Can you write out every line of the listing below without any changes, leaving the pictures out?

>> Begin RECORDS PROVIDED

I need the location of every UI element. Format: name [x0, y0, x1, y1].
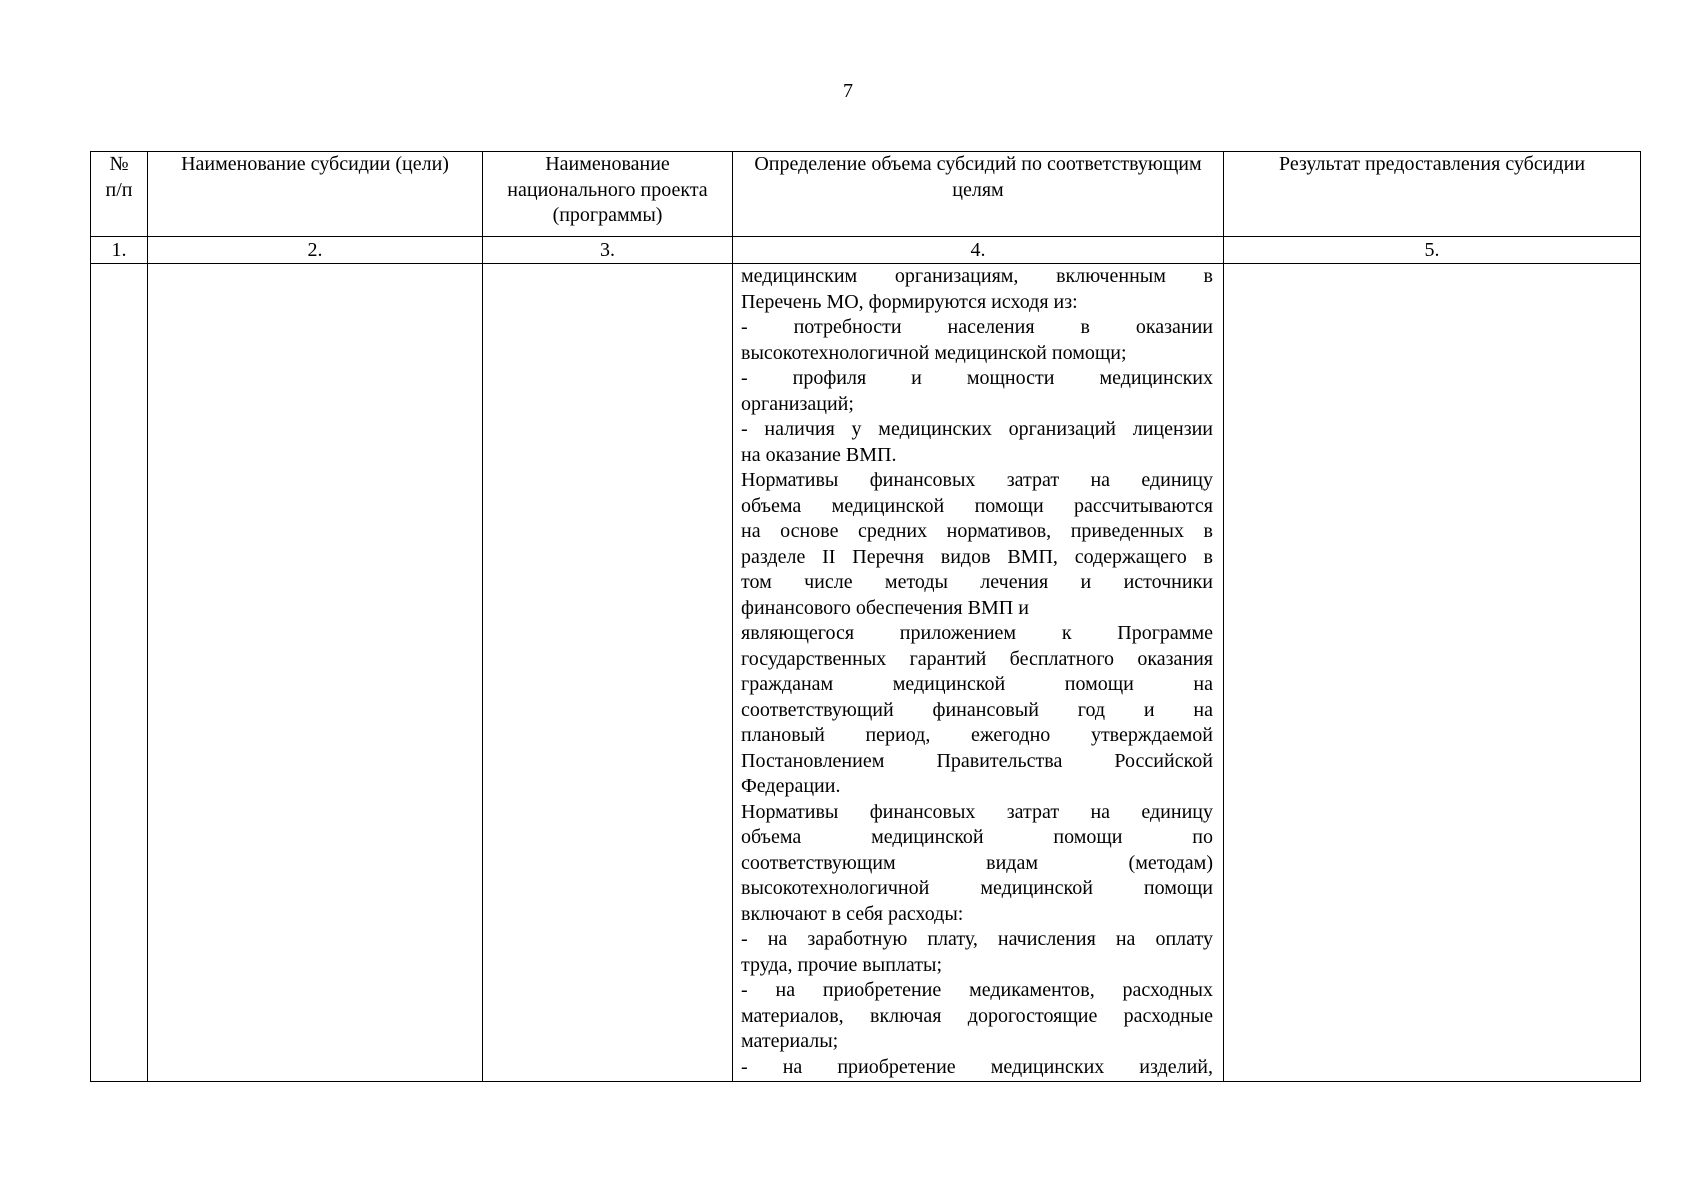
text-line: Перечень МО, формируются исходя из: [741, 290, 1078, 313]
text-line: соответствующий финансовый год и на [741, 698, 1213, 721]
text-line: Федерации. [741, 775, 841, 797]
subsidy-table [90, 151, 1641, 1082]
page-number: 7 [843, 80, 853, 102]
text-line: государственных гарантий бесплатного оказания [741, 647, 1213, 670]
text-line: - профиля и мощности медицинских [741, 367, 1213, 389]
text-line: Нормативы финансовых затрат на единицу [741, 469, 1213, 491]
text-line: соответствующим видам (методам) [741, 851, 1213, 874]
text-line: гражданам медицинской помощи на [741, 673, 1213, 695]
text-line: финансового обеспечения ВМП и [741, 596, 1029, 619]
column-number-1: 1. [91, 237, 148, 264]
text-line: - на приобретение медицинских изделий, [741, 1055, 1213, 1078]
text-line: организаций; [741, 392, 854, 415]
header-subsidy-volume: Определение объема субсидий по соответствующим целям [733, 152, 1224, 237]
text-line: на оказание ВМП. [741, 443, 897, 466]
cell-subsidy-volume [733, 264, 1224, 1082]
column-number-row [91, 237, 1641, 264]
text-line: медицинским организациям, включенным в [741, 265, 1213, 287]
text-line: Постановлением Правительства Российской [741, 749, 1213, 772]
cell-national-project [483, 264, 733, 1082]
text-line: том числе методы лечения и источники [741, 571, 1213, 593]
text-line: - потребности населения в оказании [741, 316, 1213, 338]
text-line: Нормативы финансовых затрат на единицу [741, 800, 1213, 823]
text-line: - на заработную плату, начисления на оплату [741, 928, 1213, 950]
text-line: плановый период, ежегодно утверждаемой [741, 724, 1213, 746]
text-line: включают в себя расходы: [741, 902, 964, 925]
header-row [91, 152, 1641, 237]
cell-subsidy-name [148, 264, 483, 1082]
text-line: высокотехнологичной медицинской помощи; [741, 341, 1127, 364]
text-line: на основе средних нормативов, приведенных в [741, 520, 1213, 542]
header-number: № п/п [91, 152, 148, 237]
column-number-3: 3. [483, 237, 733, 264]
header-subsidy-name: Наименование субсидии (цели) [148, 152, 483, 237]
column-number-2: 2. [148, 237, 483, 264]
text-line: являющегося приложением к Программе [741, 622, 1213, 644]
text-line: высокотехнологичной медицинской помощи [741, 877, 1213, 899]
header-national-project: Наименование национального проекта (программы) [483, 152, 733, 237]
table-row [91, 264, 1641, 1082]
text-line: материалов, включая дорогостоящие расходные [741, 1004, 1213, 1027]
text-line: объема медицинской помощи по [741, 826, 1213, 848]
cell-subsidy-result [1224, 264, 1641, 1082]
text-line: объема медицинской помощи рассчитываются [741, 494, 1213, 517]
text-line: труда, прочие выплаты; [741, 953, 942, 976]
subsidy-volume-text [741, 264, 1213, 1080]
text-line: материалы; [741, 1030, 839, 1052]
text-line: разделе II Перечня видов ВМП, содержащего в [741, 545, 1213, 568]
column-number-4: 4. [733, 237, 1224, 264]
cell-number [91, 264, 148, 1082]
header-subsidy-result: Результат предоставления субсидии [1224, 152, 1641, 237]
column-number-5: 5. [1224, 237, 1641, 264]
text-line: - на приобретение медикаментов, расходных [741, 979, 1213, 1001]
text-line: - наличия у медицинских организаций лицензии [741, 418, 1213, 440]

>> End RECORDS PROVIDED

**RESPONSE TO THE TASK:**
I need the location of every UI element. Format: name [x0, y0, x1, y1].
text-line: Перечень МО, формируются исходя из: [741, 290, 1078, 313]
text-line: соответствующий финансовый год и на [741, 698, 1213, 721]
text-line: Федерации. [741, 775, 841, 797]
subsidy-table [90, 151, 1641, 1082]
page-number: 7 [843, 80, 853, 102]
text-line: государственных гарантий бесплатного оказания [741, 647, 1213, 670]
text-line: - профиля и мощности медицинских [741, 367, 1213, 389]
text-line: Нормативы финансовых затрат на единицу [741, 469, 1213, 491]
text-line: соответствующим видам (методам) [741, 851, 1213, 874]
text-line: гражданам медицинской помощи на [741, 673, 1213, 695]
text-line: финансового обеспечения ВМП и [741, 596, 1029, 619]
column-number-1: 1. [91, 237, 148, 264]
text-line: - на приобретение медицинских изделий, [741, 1055, 1213, 1078]
text-line: организаций; [741, 392, 854, 415]
header-subsidy-volume: Определение объема субсидий по соответствующим целям [733, 152, 1224, 237]
text-line: на оказание ВМП. [741, 443, 897, 466]
cell-subsidy-volume [733, 264, 1224, 1082]
column-number-row [91, 237, 1641, 264]
text-line: медицинским организациям, включенным в [741, 265, 1213, 287]
text-line: Постановлением Правительства Российской [741, 749, 1213, 772]
cell-national-project [483, 264, 733, 1082]
text-line: том числе методы лечения и источники [741, 571, 1213, 593]
text-line: - потребности населения в оказании [741, 316, 1213, 338]
text-line: Нормативы финансовых затрат на единицу [741, 800, 1213, 823]
text-line: - на заработную плату, начисления на оплату [741, 928, 1213, 950]
text-line: плановый период, ежегодно утверждаемой [741, 724, 1213, 746]
text-line: включают в себя расходы: [741, 902, 964, 925]
header-row [91, 152, 1641, 237]
cell-subsidy-name [148, 264, 483, 1082]
text-line: высокотехнологичной медицинской помощи; [741, 341, 1127, 364]
text-line: на основе средних нормативов, приведенных в [741, 520, 1213, 542]
header-number: № п/п [91, 152, 148, 237]
column-number-3: 3. [483, 237, 733, 264]
header-subsidy-name: Наименование субсидии (цели) [148, 152, 483, 237]
column-number-2: 2. [148, 237, 483, 264]
text-line: являющегося приложением к Программе [741, 622, 1213, 644]
text-line: высокотехнологичной медицинской помощи [741, 877, 1213, 899]
header-national-project: Наименование национального проекта (программы) [483, 152, 733, 237]
table-row [91, 264, 1641, 1082]
text-line: материалов, включая дорогостоящие расходные [741, 1004, 1213, 1027]
text-line: объема медицинской помощи по [741, 826, 1213, 848]
cell-subsidy-result [1224, 264, 1641, 1082]
text-line: объема медицинской помощи рассчитываются [741, 494, 1213, 517]
text-line: труда, прочие выплаты; [741, 953, 942, 976]
subsidy-volume-text [741, 264, 1213, 1080]
text-line: материалы; [741, 1030, 839, 1052]
text-line: разделе II Перечня видов ВМП, содержащего в [741, 545, 1213, 568]
column-number-4: 4. [733, 237, 1224, 264]
cell-number [91, 264, 148, 1082]
header-subsidy-result: Результат предоставления субсидии [1224, 152, 1641, 237]
column-number-5: 5. [1224, 237, 1641, 264]
text-line: - на приобретение медикаментов, расходных [741, 979, 1213, 1001]
text-line: - наличия у медицинских организаций лицензии [741, 418, 1213, 440]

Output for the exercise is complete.